> _SUPPLIED RECORDS_
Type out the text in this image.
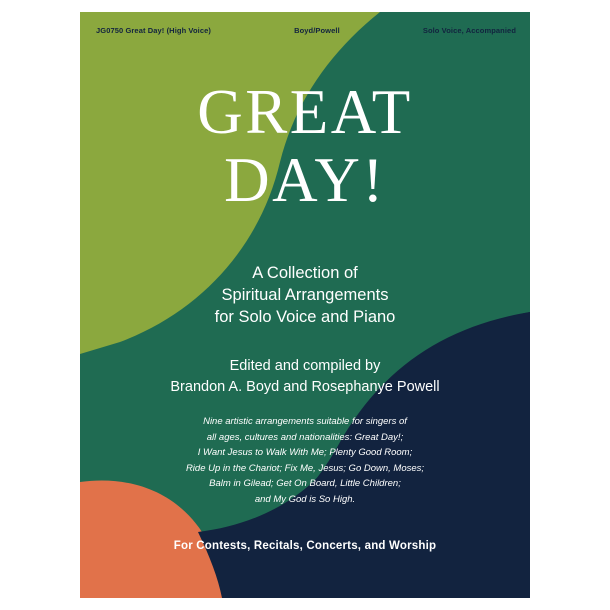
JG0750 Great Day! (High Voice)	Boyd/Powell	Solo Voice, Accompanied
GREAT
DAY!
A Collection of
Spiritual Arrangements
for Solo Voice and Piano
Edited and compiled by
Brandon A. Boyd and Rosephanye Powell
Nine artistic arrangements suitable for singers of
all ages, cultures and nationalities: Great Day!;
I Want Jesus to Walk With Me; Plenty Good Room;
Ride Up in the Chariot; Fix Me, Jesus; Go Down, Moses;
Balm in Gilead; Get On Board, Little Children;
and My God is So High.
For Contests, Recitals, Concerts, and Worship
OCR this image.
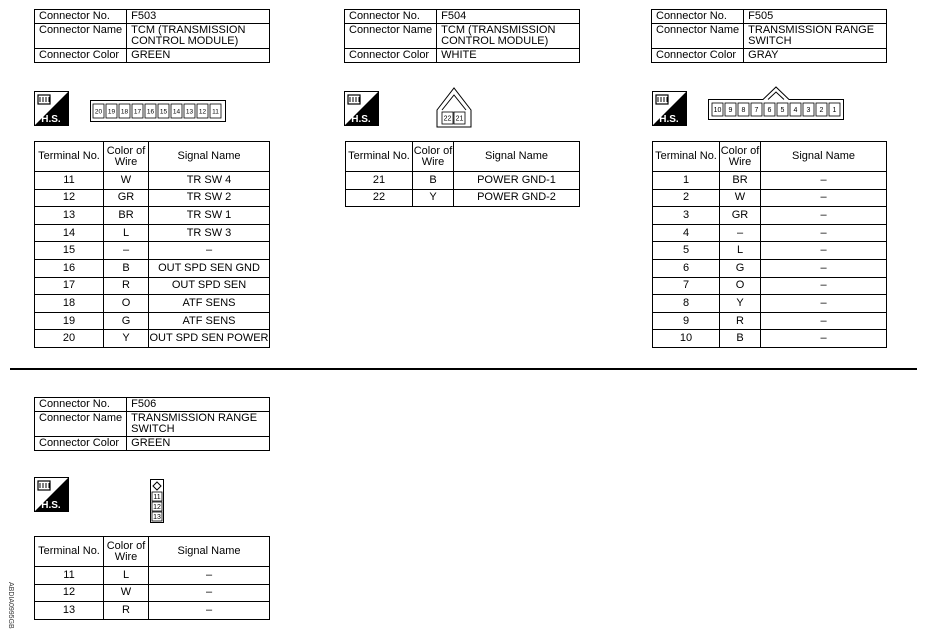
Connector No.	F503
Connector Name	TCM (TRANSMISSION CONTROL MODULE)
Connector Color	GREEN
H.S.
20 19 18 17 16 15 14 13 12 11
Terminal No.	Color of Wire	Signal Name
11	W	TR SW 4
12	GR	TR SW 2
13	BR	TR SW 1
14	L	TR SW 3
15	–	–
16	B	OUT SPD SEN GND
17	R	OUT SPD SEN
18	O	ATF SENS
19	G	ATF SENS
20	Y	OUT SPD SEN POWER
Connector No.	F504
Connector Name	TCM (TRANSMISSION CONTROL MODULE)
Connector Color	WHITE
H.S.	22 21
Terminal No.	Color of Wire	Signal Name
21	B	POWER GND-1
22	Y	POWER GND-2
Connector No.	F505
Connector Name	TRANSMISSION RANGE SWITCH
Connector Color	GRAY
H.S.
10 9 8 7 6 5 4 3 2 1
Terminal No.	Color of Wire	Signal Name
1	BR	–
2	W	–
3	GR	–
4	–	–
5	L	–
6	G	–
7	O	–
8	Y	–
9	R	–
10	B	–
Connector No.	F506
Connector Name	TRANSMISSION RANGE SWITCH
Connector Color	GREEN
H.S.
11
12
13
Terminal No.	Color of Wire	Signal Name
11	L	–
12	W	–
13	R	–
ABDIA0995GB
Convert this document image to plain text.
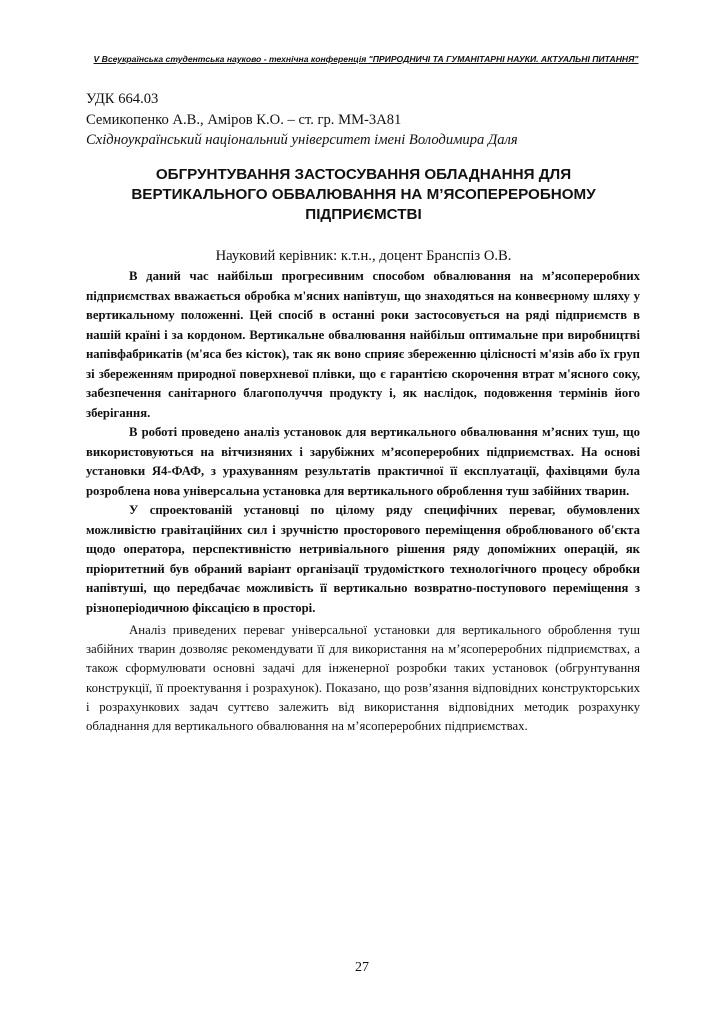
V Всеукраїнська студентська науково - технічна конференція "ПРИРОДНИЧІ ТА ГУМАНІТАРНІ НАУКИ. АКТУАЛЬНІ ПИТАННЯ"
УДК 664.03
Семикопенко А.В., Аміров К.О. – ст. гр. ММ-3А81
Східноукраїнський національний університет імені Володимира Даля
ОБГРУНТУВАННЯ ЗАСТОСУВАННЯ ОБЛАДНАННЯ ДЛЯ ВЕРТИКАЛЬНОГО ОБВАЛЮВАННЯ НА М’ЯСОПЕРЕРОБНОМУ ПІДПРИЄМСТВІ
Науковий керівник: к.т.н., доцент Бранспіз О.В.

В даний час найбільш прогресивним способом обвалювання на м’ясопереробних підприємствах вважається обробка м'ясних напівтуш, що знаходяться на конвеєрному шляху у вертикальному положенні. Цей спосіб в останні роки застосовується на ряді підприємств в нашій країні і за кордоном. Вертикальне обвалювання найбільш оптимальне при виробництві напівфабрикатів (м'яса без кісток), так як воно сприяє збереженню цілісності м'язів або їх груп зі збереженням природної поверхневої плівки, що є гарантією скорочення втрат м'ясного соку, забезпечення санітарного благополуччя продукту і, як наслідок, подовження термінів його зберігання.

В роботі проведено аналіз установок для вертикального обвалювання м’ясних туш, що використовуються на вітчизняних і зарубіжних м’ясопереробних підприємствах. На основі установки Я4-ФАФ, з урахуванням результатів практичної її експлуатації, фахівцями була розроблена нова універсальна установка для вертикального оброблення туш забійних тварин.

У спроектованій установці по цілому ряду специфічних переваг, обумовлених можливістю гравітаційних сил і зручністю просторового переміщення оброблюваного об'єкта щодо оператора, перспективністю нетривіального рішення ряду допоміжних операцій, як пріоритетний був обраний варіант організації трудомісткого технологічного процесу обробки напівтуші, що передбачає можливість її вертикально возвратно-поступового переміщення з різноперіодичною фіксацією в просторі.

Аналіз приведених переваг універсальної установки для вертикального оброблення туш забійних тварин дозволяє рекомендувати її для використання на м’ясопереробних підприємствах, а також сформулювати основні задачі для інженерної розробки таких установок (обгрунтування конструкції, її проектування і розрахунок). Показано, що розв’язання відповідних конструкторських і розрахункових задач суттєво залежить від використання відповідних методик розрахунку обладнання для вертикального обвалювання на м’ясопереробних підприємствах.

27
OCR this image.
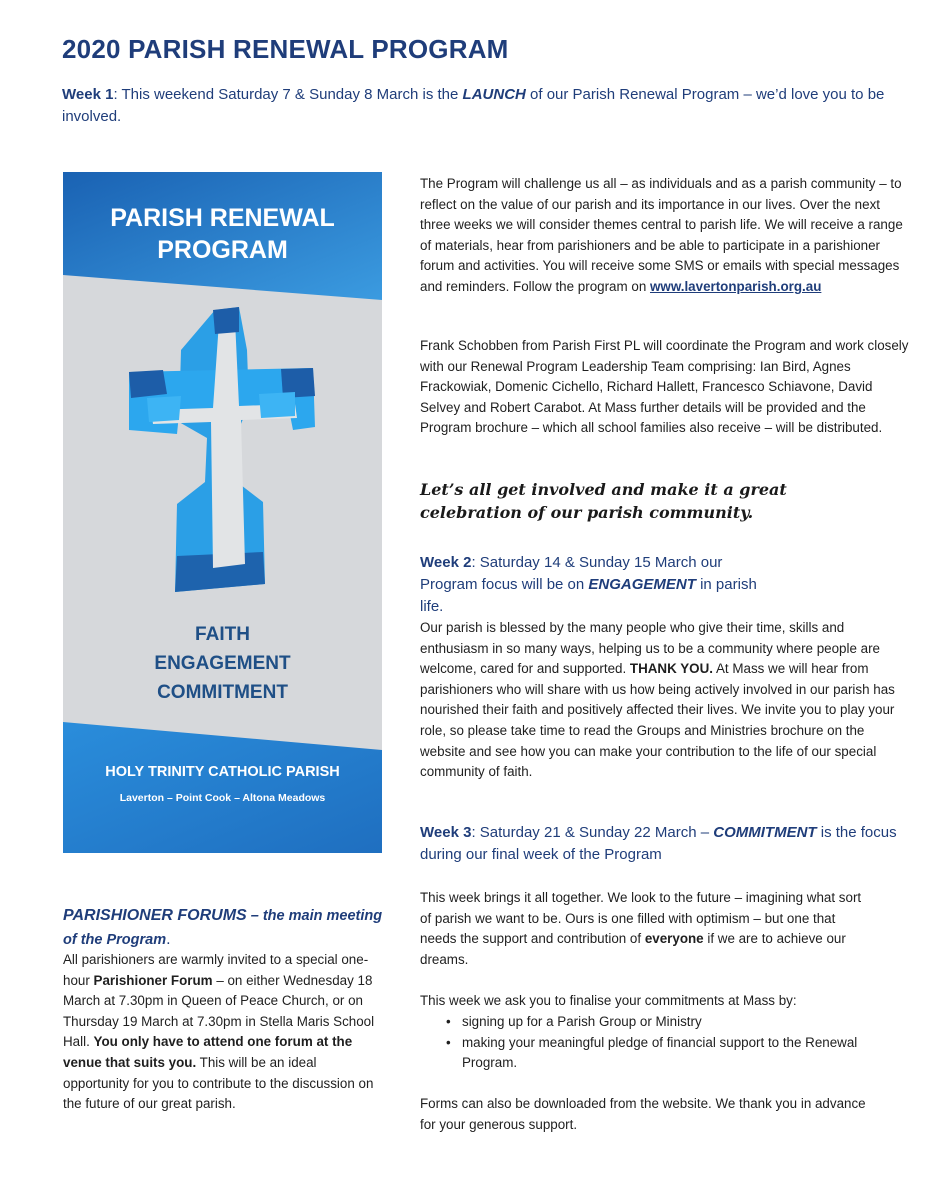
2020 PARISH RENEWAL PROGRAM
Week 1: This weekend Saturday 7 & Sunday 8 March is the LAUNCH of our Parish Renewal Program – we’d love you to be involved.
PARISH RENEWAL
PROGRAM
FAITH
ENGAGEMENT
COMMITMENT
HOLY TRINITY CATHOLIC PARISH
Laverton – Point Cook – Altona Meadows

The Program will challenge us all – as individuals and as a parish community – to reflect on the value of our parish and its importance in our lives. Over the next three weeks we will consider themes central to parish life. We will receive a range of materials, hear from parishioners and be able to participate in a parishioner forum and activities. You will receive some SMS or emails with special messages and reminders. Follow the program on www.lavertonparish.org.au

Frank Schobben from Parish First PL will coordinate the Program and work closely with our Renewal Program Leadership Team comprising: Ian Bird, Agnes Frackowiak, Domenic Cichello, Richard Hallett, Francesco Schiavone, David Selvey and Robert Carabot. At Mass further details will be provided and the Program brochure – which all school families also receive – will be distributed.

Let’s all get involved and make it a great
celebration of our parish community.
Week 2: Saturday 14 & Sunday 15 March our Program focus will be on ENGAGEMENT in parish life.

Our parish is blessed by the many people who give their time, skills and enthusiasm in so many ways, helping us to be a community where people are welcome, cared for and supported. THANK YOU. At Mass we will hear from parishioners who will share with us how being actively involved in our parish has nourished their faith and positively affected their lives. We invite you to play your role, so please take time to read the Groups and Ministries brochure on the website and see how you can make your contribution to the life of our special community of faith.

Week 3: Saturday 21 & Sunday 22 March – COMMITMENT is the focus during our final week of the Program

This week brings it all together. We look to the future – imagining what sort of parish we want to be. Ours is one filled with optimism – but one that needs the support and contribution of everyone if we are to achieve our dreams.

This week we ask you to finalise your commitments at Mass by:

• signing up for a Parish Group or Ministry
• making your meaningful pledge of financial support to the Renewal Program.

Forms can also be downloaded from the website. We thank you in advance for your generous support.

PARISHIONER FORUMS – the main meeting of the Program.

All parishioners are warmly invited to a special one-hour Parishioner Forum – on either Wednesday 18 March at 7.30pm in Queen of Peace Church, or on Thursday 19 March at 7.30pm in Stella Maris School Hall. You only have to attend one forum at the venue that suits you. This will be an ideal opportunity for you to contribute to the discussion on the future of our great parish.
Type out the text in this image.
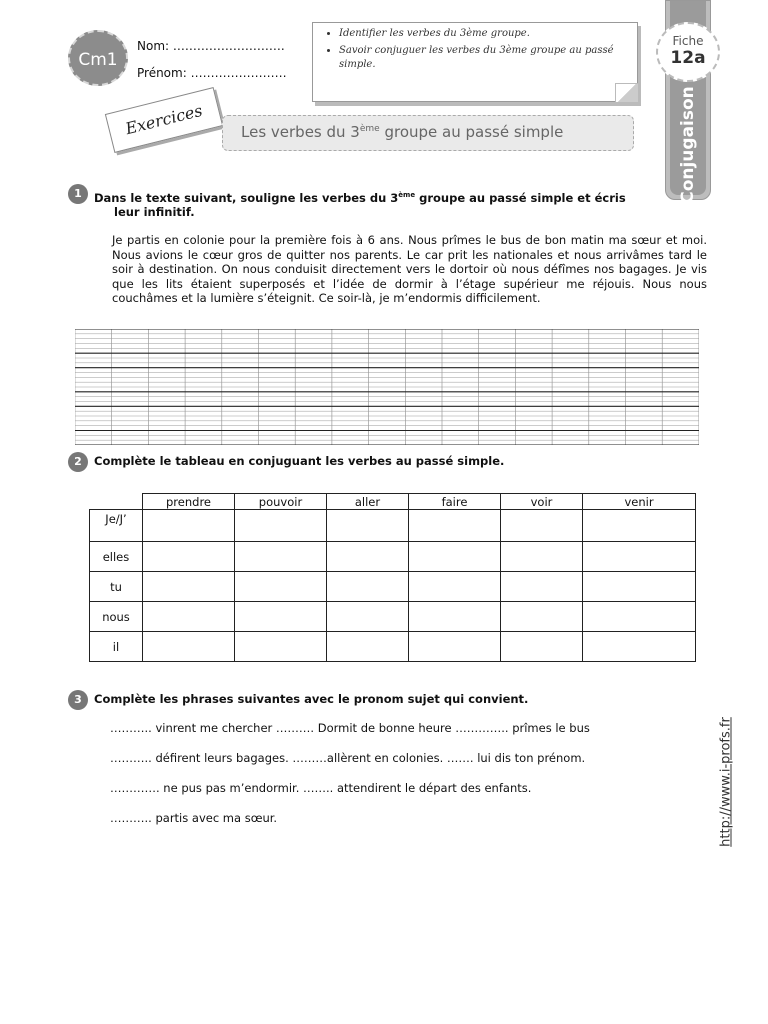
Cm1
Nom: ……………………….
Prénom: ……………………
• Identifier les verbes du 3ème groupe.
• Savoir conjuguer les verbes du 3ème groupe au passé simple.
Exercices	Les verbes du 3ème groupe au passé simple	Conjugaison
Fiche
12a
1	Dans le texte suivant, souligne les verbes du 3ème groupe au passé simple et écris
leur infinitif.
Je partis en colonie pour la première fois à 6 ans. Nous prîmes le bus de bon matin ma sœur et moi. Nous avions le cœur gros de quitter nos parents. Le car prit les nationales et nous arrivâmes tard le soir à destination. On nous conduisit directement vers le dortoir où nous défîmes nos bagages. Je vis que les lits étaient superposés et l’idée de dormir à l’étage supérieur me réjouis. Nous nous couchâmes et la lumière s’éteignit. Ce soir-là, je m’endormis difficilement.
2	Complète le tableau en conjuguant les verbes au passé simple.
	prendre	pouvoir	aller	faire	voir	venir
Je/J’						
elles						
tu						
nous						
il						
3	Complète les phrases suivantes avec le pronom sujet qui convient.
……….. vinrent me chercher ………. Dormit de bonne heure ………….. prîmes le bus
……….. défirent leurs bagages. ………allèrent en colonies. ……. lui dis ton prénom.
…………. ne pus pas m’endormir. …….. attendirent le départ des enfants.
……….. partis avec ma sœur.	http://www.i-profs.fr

> _WHAT YOU WILL DO_
Above are the entries; count how many of their lines contain the word "prîmes" and give only that number.

> _FINISHED ANSWER_
2